Dataset records

____

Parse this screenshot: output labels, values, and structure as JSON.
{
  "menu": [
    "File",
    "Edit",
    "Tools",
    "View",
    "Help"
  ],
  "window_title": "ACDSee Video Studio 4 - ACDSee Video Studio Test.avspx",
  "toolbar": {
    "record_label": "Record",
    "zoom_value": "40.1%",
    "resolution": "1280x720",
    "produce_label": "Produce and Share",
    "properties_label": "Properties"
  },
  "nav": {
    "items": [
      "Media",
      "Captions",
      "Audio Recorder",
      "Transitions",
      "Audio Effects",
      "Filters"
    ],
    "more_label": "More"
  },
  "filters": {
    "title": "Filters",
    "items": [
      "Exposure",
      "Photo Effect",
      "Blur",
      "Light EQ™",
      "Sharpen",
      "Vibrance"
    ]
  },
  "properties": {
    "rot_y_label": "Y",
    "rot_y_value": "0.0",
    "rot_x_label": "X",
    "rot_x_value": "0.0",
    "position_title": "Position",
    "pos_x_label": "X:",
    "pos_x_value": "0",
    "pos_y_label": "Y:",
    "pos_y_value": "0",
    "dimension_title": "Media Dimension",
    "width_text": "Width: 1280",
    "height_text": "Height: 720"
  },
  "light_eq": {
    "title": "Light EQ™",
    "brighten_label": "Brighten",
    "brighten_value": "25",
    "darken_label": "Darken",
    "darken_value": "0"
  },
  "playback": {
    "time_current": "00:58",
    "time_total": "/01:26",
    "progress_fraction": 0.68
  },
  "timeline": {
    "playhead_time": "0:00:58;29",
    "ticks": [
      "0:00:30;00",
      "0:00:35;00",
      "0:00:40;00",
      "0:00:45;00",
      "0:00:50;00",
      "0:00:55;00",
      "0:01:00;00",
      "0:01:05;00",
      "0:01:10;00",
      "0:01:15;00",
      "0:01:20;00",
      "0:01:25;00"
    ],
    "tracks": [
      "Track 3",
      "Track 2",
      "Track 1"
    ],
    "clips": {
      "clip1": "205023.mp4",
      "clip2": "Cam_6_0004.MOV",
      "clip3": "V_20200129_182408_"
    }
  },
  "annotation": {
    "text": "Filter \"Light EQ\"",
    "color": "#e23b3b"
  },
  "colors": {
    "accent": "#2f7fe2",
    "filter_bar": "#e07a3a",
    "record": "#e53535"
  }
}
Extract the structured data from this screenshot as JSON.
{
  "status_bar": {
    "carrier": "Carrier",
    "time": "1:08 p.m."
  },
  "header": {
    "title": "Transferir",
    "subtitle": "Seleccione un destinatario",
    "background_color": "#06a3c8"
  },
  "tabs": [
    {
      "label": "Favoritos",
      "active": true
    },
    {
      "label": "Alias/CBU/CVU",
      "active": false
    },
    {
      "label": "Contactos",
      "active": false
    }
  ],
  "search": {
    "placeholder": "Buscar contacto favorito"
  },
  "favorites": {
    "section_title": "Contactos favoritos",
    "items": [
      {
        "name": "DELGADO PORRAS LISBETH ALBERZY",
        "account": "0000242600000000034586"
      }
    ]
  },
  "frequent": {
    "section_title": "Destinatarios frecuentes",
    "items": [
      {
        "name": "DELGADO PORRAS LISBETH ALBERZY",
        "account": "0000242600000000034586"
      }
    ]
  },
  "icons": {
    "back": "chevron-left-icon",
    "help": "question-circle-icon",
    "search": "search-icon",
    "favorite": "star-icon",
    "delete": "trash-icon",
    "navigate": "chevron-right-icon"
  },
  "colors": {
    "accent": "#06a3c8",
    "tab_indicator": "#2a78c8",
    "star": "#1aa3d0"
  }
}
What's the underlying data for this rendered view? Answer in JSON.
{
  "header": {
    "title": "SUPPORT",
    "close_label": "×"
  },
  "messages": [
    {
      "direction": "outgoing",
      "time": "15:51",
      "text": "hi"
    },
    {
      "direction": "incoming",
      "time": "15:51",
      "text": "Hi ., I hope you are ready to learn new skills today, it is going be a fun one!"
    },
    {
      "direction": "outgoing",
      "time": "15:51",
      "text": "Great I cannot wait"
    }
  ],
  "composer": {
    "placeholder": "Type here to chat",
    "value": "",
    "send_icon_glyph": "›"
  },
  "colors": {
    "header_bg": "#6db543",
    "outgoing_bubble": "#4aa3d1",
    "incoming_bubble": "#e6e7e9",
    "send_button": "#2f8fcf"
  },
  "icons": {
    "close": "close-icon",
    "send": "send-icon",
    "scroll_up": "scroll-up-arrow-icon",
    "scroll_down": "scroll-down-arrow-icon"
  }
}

____

SHORT TASK: Reproduce the records above exactly as they appear.

OUTPUT FOR THIS EXERCISE:
Parse this screenshot: output labels, values, and structure as JSON.
{
  "menu": [
    "File",
    "Edit",
    "Tools",
    "View",
    "Help"
  ],
  "window_title": "ACDSee Video Studio 4 - ACDSee Video Studio Test.avspx",
  "toolbar": {
    "record_label": "Record",
    "zoom_value": "40.1%",
    "resolution": "1280x720",
    "produce_label": "Produce and Share",
    "properties_label": "Properties"
  },
  "nav": {
    "items": [
      "Media",
      "Captions",
      "Audio Recorder",
      "Transitions",
      "Audio Effects",
      "Filters"
    ],
    "more_label": "More"
  },
  "filters": {
    "title": "Filters",
    "items": [
      "Exposure",
      "Photo Effect",
      "Blur",
      "Light EQ™",
      "Sharpen",
      "Vibrance"
    ]
  },
  "properties": {
    "rot_y_label": "Y",
    "rot_y_value": "0.0",
    "rot_x_label": "X",
    "rot_x_value": "0.0",
    "position_title": "Position",
    "pos_x_label": "X:",
    "pos_x_value": "0",
    "pos_y_label": "Y:",
    "pos_y_value": "0",
    "dimension_title": "Media Dimension",
    "width_text": "Width: 1280",
    "height_text": "Height: 720"
  },
  "light_eq": {
    "title": "Light EQ™",
    "brighten_label": "Brighten",
    "brighten_value": "25",
    "darken_label": "Darken",
    "darken_value": "0"
  },
  "playback": {
    "time_current": "00:58",
    "time_total": "/01:26",
    "progress_fraction": 0.68
  },
  "timeline": {
    "playhead_time": "0:00:58;29",
    "ticks": [
      "0:00:30;00",
      "0:00:35;00",
      "0:00:40;00",
      "0:00:45;00",
      "0:00:50;00",
      "0:00:55;00",
      "0:01:00;00",
      "0:01:05;00",
      "0:01:10;00",
      "0:01:15;00",
      "0:01:20;00",
      "0:01:25;00"
    ],
    "tracks": [
      "Track 3",
      "Track 2",
      "Track 1"
    ],
    "clips": {
      "clip1": "205023.mp4",
      "clip2": "Cam_6_0004.MOV",
      "clip3": "V_20200129_182408_"
    }
  },
  "annotation": {
    "text": "Filter \"Light EQ\"",
    "color": "#e23b3b"
  },
  "colors": {
    "accent": "#2f7fe2",
    "filter_bar": "#e07a3a",
    "record": "#e53535"
  }
}
Extract the structured data from this screenshot as JSON.
{
  "status_bar": {
    "carrier": "Carrier",
    "time": "1:08 p.m."
  },
  "header": {
    "title": "Transferir",
    "subtitle": "Seleccione un destinatario",
    "background_color": "#06a3c8"
  },
  "tabs": [
    {
      "label": "Favoritos",
      "active": true
    },
    {
      "label": "Alias/CBU/CVU",
      "active": false
    },
    {
      "label": "Contactos",
      "active": false
    }
  ],
  "search": {
    "placeholder": "Buscar contacto favorito"
  },
  "favorites": {
    "section_title": "Contactos favoritos",
    "items": [
      {
        "name": "DELGADO PORRAS LISBETH ALBERZY",
        "account": "0000242600000000034586"
      }
    ]
  },
  "frequent": {
    "section_title": "Destinatarios frecuentes",
    "items": [
      {
        "name": "DELGADO PORRAS LISBETH ALBERZY",
        "account": "0000242600000000034586"
      }
    ]
  },
  "icons": {
    "back": "chevron-left-icon",
    "help": "question-circle-icon",
    "search": "search-icon",
    "favorite": "star-icon",
    "delete": "trash-icon",
    "navigate": "chevron-right-icon"
  },
  "colors": {
    "accent": "#06a3c8",
    "tab_indicator": "#2a78c8",
    "star": "#1aa3d0"
  }
}
What's the underlying data for this rendered view? Answer in JSON.
{
  "header": {
    "title": "SUPPORT",
    "close_label": "×"
  },
  "messages": [
    {
      "direction": "outgoing",
      "time": "15:51",
      "text": "hi"
    },
    {
      "direction": "incoming",
      "time": "15:51",
      "text": "Hi ., I hope you are ready to learn new skills today, it is going be a fun one!"
    },
    {
      "direction": "outgoing",
      "time": "15:51",
      "text": "Great I cannot wait"
    }
  ],
  "composer": {
    "placeholder": "Type here to chat",
    "value": "",
    "send_icon_glyph": "›"
  },
  "colors": {
    "header_bg": "#6db543",
    "outgoing_bubble": "#4aa3d1",
    "incoming_bubble": "#e6e7e9",
    "send_button": "#2f8fcf"
  },
  "icons": {
    "close": "close-icon",
    "send": "send-icon",
    "scroll_up": "scroll-up-arrow-icon",
    "scroll_down": "scroll-down-arrow-icon"
  }
}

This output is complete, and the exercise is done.